__TASK DIRECTIONS__. Copy out every line in which the string "this" occurs.

__LISTED ENTRIES__.
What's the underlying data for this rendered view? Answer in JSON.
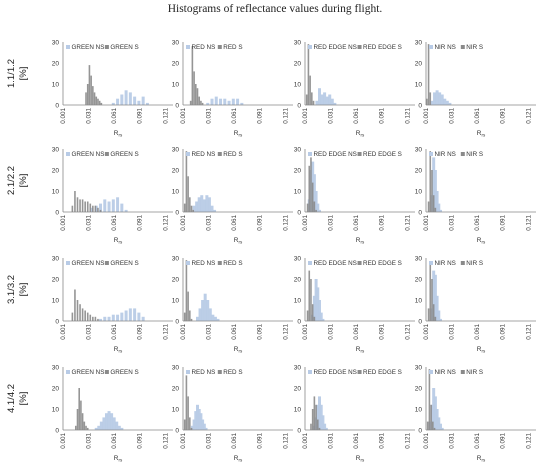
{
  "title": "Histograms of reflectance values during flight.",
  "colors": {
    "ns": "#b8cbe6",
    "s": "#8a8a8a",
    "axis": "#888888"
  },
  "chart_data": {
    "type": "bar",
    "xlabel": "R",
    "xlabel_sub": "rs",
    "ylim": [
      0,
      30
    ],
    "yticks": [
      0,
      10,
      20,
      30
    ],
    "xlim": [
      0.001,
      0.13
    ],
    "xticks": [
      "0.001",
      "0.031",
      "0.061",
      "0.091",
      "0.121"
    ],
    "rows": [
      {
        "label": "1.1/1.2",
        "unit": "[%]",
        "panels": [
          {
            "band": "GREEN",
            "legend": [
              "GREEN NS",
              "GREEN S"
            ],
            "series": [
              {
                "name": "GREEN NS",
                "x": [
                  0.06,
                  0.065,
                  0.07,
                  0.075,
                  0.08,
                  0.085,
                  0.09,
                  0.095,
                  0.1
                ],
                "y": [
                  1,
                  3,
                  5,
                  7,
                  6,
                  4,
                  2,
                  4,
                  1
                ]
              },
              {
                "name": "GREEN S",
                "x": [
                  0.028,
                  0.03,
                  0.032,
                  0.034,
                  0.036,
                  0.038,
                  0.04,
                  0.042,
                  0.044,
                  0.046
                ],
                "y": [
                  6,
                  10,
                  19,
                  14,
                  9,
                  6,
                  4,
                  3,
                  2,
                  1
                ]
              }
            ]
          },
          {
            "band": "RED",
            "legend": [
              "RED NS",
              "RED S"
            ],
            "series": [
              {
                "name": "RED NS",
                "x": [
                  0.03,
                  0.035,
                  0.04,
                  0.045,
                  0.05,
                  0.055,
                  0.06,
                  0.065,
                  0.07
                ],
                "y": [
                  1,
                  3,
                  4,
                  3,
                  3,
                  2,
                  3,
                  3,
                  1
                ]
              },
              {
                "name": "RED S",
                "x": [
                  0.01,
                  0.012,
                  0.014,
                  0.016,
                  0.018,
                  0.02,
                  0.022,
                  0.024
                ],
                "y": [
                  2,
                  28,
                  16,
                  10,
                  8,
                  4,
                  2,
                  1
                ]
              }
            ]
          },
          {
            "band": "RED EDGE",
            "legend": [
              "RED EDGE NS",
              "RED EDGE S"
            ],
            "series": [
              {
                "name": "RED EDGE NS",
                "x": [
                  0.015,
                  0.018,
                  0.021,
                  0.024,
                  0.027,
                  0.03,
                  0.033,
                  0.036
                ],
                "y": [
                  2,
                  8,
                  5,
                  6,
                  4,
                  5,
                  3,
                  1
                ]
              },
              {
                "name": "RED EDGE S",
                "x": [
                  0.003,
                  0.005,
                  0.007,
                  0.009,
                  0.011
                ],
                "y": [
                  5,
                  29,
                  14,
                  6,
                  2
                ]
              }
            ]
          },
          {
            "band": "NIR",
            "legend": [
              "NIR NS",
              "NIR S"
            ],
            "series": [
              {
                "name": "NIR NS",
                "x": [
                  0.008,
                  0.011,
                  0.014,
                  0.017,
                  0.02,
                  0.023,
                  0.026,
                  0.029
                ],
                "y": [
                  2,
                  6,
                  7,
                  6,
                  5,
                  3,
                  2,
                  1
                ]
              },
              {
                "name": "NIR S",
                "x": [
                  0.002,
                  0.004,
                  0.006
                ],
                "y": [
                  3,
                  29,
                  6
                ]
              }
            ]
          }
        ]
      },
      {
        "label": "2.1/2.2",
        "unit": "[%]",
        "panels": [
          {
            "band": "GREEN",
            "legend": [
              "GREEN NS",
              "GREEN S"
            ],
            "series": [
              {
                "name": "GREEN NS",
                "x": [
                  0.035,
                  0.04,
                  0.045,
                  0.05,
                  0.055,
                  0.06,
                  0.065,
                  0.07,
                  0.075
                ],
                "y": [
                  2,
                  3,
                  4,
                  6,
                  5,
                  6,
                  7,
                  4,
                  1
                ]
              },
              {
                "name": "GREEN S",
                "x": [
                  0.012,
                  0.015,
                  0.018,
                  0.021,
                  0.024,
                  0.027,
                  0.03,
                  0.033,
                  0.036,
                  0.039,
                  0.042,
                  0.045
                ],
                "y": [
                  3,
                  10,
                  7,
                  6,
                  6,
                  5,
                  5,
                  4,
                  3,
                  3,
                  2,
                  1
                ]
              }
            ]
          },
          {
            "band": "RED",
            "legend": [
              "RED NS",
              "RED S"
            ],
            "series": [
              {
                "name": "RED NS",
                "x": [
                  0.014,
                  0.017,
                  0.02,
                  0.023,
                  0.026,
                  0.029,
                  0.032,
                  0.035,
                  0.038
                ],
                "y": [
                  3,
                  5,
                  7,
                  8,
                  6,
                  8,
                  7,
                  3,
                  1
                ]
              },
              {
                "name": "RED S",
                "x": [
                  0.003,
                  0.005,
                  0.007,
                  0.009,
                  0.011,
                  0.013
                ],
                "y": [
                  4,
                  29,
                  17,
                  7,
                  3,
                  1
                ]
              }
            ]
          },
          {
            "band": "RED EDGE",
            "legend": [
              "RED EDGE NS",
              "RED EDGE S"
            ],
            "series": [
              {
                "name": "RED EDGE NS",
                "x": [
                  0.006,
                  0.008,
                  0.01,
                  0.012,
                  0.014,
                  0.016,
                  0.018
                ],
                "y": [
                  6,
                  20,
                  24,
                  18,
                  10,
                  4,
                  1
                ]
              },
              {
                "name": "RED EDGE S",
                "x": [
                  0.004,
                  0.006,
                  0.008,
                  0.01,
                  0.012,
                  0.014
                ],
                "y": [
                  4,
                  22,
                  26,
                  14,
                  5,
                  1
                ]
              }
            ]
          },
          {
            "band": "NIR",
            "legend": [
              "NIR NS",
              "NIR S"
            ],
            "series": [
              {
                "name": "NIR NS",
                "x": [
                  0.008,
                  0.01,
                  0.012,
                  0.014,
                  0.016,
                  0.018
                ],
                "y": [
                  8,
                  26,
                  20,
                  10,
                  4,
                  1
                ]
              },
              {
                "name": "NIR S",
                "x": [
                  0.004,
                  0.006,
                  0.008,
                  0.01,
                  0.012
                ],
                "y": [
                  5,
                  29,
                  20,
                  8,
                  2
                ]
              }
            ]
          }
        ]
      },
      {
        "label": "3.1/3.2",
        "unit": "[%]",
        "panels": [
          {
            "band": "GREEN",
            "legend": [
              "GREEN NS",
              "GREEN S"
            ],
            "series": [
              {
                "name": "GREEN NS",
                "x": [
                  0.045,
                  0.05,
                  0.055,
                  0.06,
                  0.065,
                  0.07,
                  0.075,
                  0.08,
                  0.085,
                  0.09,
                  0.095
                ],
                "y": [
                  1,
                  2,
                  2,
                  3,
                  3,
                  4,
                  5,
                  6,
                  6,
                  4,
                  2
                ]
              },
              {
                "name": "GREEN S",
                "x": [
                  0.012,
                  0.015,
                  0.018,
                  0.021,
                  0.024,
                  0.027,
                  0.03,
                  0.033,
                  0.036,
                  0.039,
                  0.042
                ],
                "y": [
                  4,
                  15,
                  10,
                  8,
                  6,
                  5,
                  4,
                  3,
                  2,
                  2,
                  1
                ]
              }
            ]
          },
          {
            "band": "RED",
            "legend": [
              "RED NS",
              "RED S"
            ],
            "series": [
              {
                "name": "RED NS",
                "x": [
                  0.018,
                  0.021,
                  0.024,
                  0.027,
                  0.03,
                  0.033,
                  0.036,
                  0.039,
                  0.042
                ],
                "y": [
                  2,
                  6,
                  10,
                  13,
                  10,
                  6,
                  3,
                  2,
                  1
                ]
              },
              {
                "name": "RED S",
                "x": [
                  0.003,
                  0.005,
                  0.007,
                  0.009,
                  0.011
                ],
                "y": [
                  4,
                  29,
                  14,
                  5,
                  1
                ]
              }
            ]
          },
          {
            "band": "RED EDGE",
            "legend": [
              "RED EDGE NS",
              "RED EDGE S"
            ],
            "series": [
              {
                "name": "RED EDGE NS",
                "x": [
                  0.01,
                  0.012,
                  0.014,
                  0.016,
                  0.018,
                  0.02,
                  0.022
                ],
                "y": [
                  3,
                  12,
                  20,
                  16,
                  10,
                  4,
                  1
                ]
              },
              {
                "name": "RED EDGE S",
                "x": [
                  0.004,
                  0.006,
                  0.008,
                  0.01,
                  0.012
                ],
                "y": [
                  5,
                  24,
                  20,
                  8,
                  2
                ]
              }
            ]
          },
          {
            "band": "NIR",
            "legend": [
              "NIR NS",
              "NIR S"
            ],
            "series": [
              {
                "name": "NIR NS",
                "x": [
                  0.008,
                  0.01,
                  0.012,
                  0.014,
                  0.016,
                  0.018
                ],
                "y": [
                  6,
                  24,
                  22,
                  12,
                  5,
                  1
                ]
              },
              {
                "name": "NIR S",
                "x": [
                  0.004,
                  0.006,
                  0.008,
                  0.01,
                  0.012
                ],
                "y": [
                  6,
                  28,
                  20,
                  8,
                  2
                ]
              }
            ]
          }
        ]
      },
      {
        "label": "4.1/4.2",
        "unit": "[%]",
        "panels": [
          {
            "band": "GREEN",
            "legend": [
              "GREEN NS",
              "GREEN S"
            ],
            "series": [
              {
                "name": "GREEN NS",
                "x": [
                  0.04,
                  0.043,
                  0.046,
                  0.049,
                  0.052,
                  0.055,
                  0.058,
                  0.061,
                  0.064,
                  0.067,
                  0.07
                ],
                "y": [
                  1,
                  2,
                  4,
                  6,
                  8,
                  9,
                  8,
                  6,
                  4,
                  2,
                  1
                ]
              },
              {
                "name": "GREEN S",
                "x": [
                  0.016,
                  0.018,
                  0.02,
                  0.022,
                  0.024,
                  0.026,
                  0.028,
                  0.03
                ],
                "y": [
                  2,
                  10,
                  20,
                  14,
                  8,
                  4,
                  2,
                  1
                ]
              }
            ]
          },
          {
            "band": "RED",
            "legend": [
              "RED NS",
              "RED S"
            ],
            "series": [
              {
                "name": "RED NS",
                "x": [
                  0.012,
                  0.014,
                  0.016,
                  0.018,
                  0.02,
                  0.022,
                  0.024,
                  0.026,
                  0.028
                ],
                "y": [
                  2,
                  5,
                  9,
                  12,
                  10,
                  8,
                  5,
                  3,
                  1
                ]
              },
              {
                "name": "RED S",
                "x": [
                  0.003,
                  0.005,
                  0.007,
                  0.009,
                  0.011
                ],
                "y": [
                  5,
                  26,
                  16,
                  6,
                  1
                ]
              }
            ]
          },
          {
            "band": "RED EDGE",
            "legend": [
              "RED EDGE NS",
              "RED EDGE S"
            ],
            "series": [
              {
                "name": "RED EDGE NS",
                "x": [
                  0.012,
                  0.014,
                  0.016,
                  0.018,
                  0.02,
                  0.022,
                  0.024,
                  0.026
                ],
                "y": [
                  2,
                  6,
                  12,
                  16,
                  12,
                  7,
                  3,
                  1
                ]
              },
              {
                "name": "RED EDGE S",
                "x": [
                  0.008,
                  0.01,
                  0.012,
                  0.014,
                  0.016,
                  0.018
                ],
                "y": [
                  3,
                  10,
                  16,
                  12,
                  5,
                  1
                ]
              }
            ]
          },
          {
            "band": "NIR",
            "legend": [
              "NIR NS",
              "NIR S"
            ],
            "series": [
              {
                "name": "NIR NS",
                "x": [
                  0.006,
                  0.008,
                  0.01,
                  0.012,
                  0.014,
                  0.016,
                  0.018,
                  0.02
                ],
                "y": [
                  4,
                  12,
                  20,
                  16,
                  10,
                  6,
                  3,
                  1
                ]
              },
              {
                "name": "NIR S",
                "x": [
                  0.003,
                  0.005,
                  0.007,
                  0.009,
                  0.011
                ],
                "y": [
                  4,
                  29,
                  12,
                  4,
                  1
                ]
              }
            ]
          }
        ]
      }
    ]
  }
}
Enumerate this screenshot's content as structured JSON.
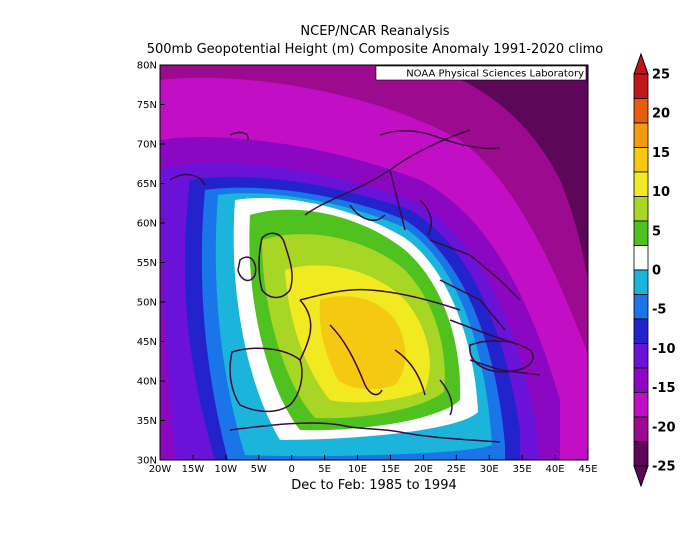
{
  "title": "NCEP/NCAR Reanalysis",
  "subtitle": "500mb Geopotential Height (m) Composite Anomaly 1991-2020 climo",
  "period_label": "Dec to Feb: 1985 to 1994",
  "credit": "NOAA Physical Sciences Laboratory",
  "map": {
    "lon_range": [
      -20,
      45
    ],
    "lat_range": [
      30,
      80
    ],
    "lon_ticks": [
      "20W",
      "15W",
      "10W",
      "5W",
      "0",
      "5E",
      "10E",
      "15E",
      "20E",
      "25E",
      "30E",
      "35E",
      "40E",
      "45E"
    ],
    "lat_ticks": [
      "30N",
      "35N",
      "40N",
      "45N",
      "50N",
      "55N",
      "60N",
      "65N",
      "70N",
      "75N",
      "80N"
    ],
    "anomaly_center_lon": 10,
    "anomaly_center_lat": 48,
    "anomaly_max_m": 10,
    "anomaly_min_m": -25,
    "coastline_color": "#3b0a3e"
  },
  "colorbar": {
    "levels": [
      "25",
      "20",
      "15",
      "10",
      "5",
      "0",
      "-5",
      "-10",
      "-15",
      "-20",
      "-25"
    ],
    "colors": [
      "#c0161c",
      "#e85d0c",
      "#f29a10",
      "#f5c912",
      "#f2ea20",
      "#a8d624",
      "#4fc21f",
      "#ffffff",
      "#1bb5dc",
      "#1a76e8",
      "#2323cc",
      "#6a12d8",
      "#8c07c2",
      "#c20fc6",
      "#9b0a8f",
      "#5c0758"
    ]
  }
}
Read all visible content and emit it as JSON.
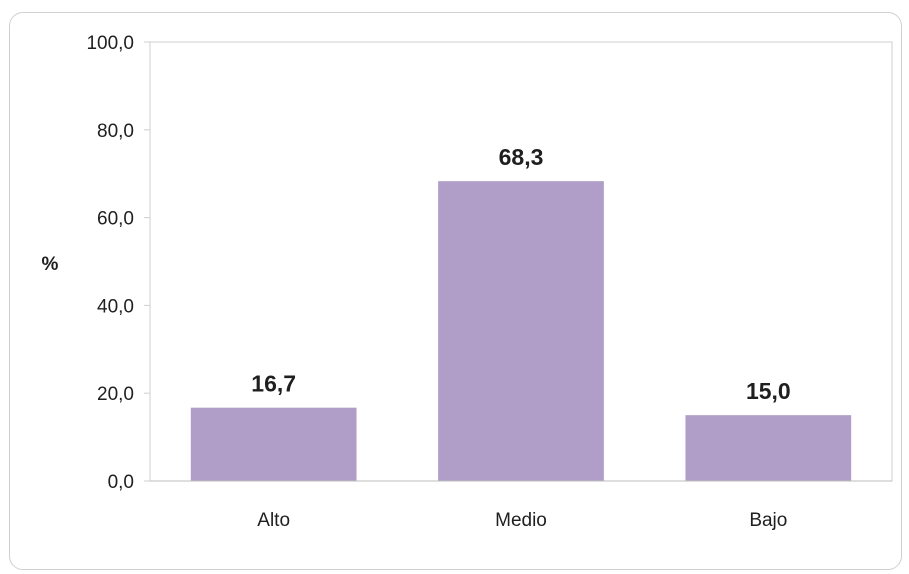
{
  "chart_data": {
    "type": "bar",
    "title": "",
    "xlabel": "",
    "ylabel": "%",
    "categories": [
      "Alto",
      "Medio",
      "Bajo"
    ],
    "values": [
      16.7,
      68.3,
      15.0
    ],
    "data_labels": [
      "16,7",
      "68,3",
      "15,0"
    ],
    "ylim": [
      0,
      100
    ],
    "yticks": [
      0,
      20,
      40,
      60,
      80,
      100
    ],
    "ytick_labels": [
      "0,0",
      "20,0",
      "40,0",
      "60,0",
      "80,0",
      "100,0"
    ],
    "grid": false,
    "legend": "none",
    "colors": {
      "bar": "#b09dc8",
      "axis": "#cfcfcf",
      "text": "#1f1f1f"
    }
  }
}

__COMPLETED TASK__.
What's the underlying data for this rendered view? Answer in JSON.
Enumerate this screenshot's content as structured JSON.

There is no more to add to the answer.